- Excerpts from a figure dataset:

^^^^^^^^^^^^^^^^

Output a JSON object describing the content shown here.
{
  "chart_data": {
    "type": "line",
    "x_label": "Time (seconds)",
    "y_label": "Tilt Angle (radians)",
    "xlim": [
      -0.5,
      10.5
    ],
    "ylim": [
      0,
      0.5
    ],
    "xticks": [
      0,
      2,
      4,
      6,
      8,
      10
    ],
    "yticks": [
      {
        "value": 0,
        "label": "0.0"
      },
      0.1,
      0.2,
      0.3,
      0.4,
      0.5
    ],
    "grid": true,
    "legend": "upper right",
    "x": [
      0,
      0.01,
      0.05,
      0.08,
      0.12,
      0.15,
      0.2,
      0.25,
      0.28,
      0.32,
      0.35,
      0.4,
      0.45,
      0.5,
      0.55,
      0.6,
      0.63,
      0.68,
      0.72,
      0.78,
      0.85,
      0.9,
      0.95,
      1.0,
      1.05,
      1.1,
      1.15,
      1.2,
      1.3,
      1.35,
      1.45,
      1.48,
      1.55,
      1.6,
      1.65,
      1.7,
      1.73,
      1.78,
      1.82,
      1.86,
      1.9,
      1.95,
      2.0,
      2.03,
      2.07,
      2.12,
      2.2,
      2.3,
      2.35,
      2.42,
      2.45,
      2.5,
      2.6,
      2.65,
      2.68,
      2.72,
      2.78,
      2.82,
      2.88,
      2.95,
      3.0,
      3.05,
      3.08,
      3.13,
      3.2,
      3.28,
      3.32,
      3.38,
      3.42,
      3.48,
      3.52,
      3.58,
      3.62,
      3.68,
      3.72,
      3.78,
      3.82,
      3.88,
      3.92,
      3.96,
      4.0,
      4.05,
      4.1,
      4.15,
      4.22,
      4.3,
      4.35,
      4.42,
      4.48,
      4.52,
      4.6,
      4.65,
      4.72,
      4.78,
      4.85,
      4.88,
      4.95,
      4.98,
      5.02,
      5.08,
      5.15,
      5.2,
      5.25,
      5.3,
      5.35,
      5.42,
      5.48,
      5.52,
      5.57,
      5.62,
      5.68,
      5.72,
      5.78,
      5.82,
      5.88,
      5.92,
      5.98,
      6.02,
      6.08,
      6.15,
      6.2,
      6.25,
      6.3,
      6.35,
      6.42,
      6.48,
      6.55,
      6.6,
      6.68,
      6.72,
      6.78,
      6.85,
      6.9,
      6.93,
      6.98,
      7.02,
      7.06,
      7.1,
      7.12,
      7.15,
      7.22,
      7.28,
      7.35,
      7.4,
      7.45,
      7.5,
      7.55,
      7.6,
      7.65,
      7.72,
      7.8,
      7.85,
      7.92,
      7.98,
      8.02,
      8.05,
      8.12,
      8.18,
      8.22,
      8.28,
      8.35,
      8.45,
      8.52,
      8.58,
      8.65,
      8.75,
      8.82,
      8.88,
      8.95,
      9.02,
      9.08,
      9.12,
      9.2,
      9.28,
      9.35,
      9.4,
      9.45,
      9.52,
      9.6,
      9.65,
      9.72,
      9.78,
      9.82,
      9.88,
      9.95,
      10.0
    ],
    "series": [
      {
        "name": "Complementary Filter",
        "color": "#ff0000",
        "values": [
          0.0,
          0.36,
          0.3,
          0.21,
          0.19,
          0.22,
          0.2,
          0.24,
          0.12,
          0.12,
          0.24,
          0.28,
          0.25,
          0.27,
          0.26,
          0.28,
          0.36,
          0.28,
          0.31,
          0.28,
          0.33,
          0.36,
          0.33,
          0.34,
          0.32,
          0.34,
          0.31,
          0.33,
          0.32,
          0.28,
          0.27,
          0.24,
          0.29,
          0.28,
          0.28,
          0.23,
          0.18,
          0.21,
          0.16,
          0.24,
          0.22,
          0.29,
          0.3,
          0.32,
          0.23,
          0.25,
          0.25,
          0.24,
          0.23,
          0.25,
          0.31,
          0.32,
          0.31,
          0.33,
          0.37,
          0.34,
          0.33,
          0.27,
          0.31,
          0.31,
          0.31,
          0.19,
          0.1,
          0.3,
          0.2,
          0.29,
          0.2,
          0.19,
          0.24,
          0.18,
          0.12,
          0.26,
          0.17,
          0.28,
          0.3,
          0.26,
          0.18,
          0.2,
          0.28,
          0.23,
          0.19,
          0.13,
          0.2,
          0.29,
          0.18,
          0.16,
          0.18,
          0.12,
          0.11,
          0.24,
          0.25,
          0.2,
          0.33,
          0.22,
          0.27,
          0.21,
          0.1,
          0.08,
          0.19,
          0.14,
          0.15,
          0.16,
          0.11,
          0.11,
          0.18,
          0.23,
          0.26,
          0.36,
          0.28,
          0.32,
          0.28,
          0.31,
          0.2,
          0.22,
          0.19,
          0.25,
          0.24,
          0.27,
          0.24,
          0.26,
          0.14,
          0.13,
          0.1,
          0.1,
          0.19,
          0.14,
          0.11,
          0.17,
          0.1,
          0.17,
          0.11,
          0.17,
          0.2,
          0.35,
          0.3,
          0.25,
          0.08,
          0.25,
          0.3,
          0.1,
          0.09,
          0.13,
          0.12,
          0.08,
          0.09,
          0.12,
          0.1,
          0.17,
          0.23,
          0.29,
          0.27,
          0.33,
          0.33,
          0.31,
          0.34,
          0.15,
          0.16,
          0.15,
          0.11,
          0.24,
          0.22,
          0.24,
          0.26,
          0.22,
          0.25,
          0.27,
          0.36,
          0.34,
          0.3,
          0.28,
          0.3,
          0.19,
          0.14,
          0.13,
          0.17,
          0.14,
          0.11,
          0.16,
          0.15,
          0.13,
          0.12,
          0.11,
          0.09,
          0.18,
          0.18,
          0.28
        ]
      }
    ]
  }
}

^^^^^^^^^^^^^^^^

- PROBLEM STATEMENT:
Make an exact copy of the records.

- RESULT:
Output a JSON object describing the content shown here.
{
  "chart_data": {
    "type": "line",
    "x_label": "Time (seconds)",
    "y_label": "Tilt Angle (radians)",
    "xlim": [
      -0.5,
      10.5
    ],
    "ylim": [
      0,
      0.5
    ],
    "xticks": [
      0,
      2,
      4,
      6,
      8,
      10
    ],
    "yticks": [
      {
        "value": 0,
        "label": "0.0"
      },
      0.1,
      0.2,
      0.3,
      0.4,
      0.5
    ],
    "grid": true,
    "legend": "upper right",
    "x": [
      0,
      0.01,
      0.05,
      0.08,
      0.12,
      0.15,
      0.2,
      0.25,
      0.28,
      0.32,
      0.35,
      0.4,
      0.45,
      0.5,
      0.55,
      0.6,
      0.63,
      0.68,
      0.72,
      0.78,
      0.85,
      0.9,
      0.95,
      1.0,
      1.05,
      1.1,
      1.15,
      1.2,
      1.3,
      1.35,
      1.45,
      1.48,
      1.55,
      1.6,
      1.65,
      1.7,
      1.73,
      1.78,
      1.82,
      1.86,
      1.9,
      1.95,
      2.0,
      2.03,
      2.07,
      2.12,
      2.2,
      2.3,
      2.35,
      2.42,
      2.45,
      2.5,
      2.6,
      2.65,
      2.68,
      2.72,
      2.78,
      2.82,
      2.88,
      2.95,
      3.0,
      3.05,
      3.08,
      3.13,
      3.2,
      3.28,
      3.32,
      3.38,
      3.42,
      3.48,
      3.52,
      3.58,
      3.62,
      3.68,
      3.72,
      3.78,
      3.82,
      3.88,
      3.92,
      3.96,
      4.0,
      4.05,
      4.1,
      4.15,
      4.22,
      4.3,
      4.35,
      4.42,
      4.48,
      4.52,
      4.6,
      4.65,
      4.72,
      4.78,
      4.85,
      4.88,
      4.95,
      4.98,
      5.02,
      5.08,
      5.15,
      5.2,
      5.25,
      5.3,
      5.35,
      5.42,
      5.48,
      5.52,
      5.57,
      5.62,
      5.68,
      5.72,
      5.78,
      5.82,
      5.88,
      5.92,
      5.98,
      6.02,
      6.08,
      6.15,
      6.2,
      6.25,
      6.3,
      6.35,
      6.42,
      6.48,
      6.55,
      6.6,
      6.68,
      6.72,
      6.78,
      6.85,
      6.9,
      6.93,
      6.98,
      7.02,
      7.06,
      7.1,
      7.12,
      7.15,
      7.22,
      7.28,
      7.35,
      7.4,
      7.45,
      7.5,
      7.55,
      7.6,
      7.65,
      7.72,
      7.8,
      7.85,
      7.92,
      7.98,
      8.02,
      8.05,
      8.12,
      8.18,
      8.22,
      8.28,
      8.35,
      8.45,
      8.52,
      8.58,
      8.65,
      8.75,
      8.82,
      8.88,
      8.95,
      9.02,
      9.08,
      9.12,
      9.2,
      9.28,
      9.35,
      9.4,
      9.45,
      9.52,
      9.6,
      9.65,
      9.72,
      9.78,
      9.82,
      9.88,
      9.95,
      10.0
    ],
    "series": [
      {
        "name": "Complementary Filter",
        "color": "#ff0000",
        "values": [
          0.0,
          0.36,
          0.3,
          0.21,
          0.19,
          0.22,
          0.2,
          0.24,
          0.12,
          0.12,
          0.24,
          0.28,
          0.25,
          0.27,
          0.26,
          0.28,
          0.36,
          0.28,
          0.31,
          0.28,
          0.33,
          0.36,
          0.33,
          0.34,
          0.32,
          0.34,
          0.31,
          0.33,
          0.32,
          0.28,
          0.27,
          0.24,
          0.29,
          0.28,
          0.28,
          0.23,
          0.18,
          0.21,
          0.16,
          0.24,
          0.22,
          0.29,
          0.3,
          0.32,
          0.23,
          0.25,
          0.25,
          0.24,
          0.23,
          0.25,
          0.31,
          0.32,
          0.31,
          0.33,
          0.37,
          0.34,
          0.33,
          0.27,
          0.31,
          0.31,
          0.31,
          0.19,
          0.1,
          0.3,
          0.2,
          0.29,
          0.2,
          0.19,
          0.24,
          0.18,
          0.12,
          0.26,
          0.17,
          0.28,
          0.3,
          0.26,
          0.18,
          0.2,
          0.28,
          0.23,
          0.19,
          0.13,
          0.2,
          0.29,
          0.18,
          0.16,
          0.18,
          0.12,
          0.11,
          0.24,
          0.25,
          0.2,
          0.33,
          0.22,
          0.27,
          0.21,
          0.1,
          0.08,
          0.19,
          0.14,
          0.15,
          0.16,
          0.11,
          0.11,
          0.18,
          0.23,
          0.26,
          0.36,
          0.28,
          0.32,
          0.28,
          0.31,
          0.2,
          0.22,
          0.19,
          0.25,
          0.24,
          0.27,
          0.24,
          0.26,
          0.14,
          0.13,
          0.1,
          0.1,
          0.19,
          0.14,
          0.11,
          0.17,
          0.1,
          0.17,
          0.11,
          0.17,
          0.2,
          0.35,
          0.3,
          0.25,
          0.08,
          0.25,
          0.3,
          0.1,
          0.09,
          0.13,
          0.12,
          0.08,
          0.09,
          0.12,
          0.1,
          0.17,
          0.23,
          0.29,
          0.27,
          0.33,
          0.33,
          0.31,
          0.34,
          0.15,
          0.16,
          0.15,
          0.11,
          0.24,
          0.22,
          0.24,
          0.26,
          0.22,
          0.25,
          0.27,
          0.36,
          0.34,
          0.3,
          0.28,
          0.3,
          0.19,
          0.14,
          0.13,
          0.17,
          0.14,
          0.11,
          0.16,
          0.15,
          0.13,
          0.12,
          0.11,
          0.09,
          0.18,
          0.18,
          0.28
        ]
      }
    ]
  }
}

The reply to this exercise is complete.